Task to carry out: Note each line in the data holding the string "damit" and report it.

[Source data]
++++++++
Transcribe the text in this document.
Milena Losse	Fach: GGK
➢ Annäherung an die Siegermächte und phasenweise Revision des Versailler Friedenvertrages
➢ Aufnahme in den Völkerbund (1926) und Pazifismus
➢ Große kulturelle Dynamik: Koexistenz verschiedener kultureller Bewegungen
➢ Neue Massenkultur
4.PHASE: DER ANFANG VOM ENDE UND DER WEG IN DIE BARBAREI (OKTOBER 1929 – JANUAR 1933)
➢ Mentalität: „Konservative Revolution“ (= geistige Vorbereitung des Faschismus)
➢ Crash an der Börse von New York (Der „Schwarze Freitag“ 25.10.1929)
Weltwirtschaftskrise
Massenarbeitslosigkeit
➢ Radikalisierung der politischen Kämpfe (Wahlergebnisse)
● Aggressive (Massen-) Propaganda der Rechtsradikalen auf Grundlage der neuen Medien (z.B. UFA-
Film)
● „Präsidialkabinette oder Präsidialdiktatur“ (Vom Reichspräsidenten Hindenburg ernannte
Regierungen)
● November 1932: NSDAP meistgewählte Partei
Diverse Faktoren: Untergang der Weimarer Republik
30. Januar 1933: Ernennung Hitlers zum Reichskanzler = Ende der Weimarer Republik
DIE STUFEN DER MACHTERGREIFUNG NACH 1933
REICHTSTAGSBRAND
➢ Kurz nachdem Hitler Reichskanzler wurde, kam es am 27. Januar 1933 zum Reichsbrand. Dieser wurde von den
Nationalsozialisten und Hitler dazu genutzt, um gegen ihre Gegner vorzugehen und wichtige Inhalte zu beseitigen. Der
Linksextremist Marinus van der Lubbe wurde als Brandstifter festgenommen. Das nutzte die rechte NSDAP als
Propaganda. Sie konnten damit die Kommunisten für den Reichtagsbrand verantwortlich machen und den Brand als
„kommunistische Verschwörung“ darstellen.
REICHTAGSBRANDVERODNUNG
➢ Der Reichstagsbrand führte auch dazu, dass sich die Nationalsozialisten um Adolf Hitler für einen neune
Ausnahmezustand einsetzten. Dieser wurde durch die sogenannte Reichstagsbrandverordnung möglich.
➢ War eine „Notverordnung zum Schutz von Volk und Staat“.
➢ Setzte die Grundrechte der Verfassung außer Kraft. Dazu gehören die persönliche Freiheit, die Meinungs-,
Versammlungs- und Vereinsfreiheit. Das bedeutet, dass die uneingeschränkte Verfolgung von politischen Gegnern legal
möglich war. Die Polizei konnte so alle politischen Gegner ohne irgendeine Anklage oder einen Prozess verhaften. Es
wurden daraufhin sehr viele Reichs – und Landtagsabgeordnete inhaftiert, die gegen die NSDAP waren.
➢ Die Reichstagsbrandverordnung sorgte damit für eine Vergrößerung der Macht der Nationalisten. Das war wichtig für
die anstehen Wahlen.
++++++++
Answer to this problem:
Propaganda. Sie konnten damit die Kommunisten für den Reichtagsbrand verantwortlich machen und den Brand als
➢ Die Reichstagsbrandverordnung sorgte damit für eine Vergrößerung der Macht der Nationalisten. Das war wichtig für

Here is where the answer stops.